## USING THE INFORMATION
1. According to the passage about where work lives, what two bad things happen when work has no address?
2. Transcribe the passage about where work lives from "That’s how work" to "there’s no owner.".

## SELECTED EXTRACT
****

If I asked, “Where does your work live?” would you point to a single address—or rattle off a scavenger hunt of apps, inboxes, and sticky notes?That’s the problem. In too many orgs, the work is basically couch-surfing. It shows up in Slack, naps in SharePoint, eats leftovers in PowerPoint, and vanishes when someone goes on vacation.


Think about cooking in someone else’s kitchen. You might be a great cook, but if you don’t know where the pans and spatulas are, dinner takes twice as long and tastes half as good. Knowledge work is the same. You can hire smart people, but if the “kitchen” is different in every team—or every head—they spend their prime thinking time just opening drawers.


Developers solved this ages ago. Code has a home: a repo with a README, branches, tests, and a predictable path from “idea” to “production” to “rollback.” Business work? We launch a new reporting ritual on Tuesday, discover a conflicting slide deck on Thursday, and six weeks later no one can find the decision we swore we’d “write down somewhere.”


That’s how work becomes homeless: it isn’t wrong, it’s just address-less. And when work has no address, two bad things happen. First, discoverability dies—no one can reuse what already exists, so we re-do it. Second, accountability blurs—if there’s no front door, there’s no owner.


Picture a fast-food line at lunch rush. Everything has a place; everything moves left to right. You can drop a new person into the fries because the station tells them how to succeed. In most knowledge teams, we drop a new hire into an Airbnb. The oven works. The knives are sharp. But the measuring cups live in a random basket next to the board games. It’s fine for a weekend. It’s chaos for a business.

****

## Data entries
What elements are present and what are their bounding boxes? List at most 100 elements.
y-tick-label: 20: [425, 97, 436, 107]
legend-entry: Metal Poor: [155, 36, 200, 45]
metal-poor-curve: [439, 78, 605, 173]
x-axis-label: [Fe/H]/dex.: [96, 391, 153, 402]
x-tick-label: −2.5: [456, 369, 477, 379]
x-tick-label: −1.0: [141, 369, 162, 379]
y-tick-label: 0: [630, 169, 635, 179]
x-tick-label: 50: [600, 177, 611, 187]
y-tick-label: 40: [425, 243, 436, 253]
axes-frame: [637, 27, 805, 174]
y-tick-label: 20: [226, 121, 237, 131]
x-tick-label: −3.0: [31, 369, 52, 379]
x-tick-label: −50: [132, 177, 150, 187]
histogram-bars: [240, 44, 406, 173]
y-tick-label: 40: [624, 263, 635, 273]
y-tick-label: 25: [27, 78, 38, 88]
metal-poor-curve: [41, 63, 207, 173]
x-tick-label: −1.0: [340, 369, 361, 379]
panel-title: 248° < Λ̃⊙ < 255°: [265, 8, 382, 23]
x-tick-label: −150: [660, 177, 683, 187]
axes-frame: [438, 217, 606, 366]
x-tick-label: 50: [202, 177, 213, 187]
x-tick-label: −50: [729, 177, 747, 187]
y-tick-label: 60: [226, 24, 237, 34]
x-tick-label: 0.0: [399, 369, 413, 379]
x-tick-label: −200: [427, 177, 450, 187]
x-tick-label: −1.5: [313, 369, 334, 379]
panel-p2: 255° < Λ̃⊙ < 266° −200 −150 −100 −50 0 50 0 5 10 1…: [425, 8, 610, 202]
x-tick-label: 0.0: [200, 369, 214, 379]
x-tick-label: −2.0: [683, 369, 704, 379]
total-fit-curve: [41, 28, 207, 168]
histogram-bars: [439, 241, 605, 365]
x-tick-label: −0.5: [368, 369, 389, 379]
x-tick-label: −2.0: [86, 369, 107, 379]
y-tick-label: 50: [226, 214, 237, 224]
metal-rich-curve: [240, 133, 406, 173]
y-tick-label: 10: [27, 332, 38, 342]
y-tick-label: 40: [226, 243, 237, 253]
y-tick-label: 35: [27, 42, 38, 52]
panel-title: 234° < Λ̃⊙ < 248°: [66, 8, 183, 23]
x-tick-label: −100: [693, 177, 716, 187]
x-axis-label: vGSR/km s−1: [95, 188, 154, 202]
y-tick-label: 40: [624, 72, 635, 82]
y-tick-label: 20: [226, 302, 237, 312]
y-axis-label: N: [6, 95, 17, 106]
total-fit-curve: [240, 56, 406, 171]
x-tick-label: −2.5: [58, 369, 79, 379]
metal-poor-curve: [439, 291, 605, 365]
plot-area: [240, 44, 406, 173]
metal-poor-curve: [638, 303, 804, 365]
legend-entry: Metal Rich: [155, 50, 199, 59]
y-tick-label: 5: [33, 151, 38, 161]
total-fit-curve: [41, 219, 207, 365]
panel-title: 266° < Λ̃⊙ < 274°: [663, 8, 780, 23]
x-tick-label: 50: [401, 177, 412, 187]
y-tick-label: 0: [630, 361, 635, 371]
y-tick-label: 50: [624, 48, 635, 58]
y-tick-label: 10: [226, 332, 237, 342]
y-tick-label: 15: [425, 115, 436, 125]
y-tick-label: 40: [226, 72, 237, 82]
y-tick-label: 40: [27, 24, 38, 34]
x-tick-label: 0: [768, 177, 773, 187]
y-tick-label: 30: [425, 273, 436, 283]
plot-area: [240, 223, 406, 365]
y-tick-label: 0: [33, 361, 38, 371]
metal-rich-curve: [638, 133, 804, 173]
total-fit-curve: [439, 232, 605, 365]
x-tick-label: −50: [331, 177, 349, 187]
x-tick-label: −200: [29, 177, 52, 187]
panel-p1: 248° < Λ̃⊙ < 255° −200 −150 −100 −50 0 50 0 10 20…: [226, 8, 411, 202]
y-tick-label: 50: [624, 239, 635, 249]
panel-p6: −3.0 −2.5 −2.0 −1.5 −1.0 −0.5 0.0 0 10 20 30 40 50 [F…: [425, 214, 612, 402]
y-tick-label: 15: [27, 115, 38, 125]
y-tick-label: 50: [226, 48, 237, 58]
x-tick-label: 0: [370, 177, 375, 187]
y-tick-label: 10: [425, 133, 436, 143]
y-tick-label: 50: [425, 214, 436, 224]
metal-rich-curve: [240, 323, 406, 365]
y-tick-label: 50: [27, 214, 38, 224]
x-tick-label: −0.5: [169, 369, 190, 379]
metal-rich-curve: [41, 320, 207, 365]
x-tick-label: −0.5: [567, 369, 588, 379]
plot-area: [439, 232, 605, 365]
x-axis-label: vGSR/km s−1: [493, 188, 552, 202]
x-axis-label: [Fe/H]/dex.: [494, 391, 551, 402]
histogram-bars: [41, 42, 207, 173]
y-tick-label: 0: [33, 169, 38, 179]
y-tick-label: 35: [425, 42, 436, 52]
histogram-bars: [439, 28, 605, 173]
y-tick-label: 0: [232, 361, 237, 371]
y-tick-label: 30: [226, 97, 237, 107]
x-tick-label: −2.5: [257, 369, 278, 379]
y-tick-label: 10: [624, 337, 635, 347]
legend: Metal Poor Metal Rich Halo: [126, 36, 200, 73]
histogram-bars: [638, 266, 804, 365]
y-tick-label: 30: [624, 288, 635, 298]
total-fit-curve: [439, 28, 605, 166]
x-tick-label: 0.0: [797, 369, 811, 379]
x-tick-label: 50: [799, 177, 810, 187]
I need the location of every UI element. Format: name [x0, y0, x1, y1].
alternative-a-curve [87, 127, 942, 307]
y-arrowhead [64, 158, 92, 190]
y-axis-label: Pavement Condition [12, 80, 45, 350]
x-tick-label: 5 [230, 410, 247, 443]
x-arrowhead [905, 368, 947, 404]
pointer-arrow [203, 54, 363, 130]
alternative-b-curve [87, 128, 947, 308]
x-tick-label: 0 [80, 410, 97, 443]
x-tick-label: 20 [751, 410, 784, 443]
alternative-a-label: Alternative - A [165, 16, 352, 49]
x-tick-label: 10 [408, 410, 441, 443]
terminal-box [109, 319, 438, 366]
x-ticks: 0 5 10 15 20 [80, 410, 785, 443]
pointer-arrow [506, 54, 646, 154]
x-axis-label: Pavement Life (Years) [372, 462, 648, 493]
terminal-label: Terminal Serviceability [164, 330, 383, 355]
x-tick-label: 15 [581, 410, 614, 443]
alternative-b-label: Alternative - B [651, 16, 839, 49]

****

## ANSWERS TO THE EXERCISE
1. Discoverability dies and accountability blurs.

2.
That’s how work becomes homeless: it isn’t wrong, it’s just address-less. And when work has no address, two bad things happen. First, discoverability dies—no one can reuse what already exists, so we re-do it. Second, accountability blurs—if there’s no front door, there’s no owner.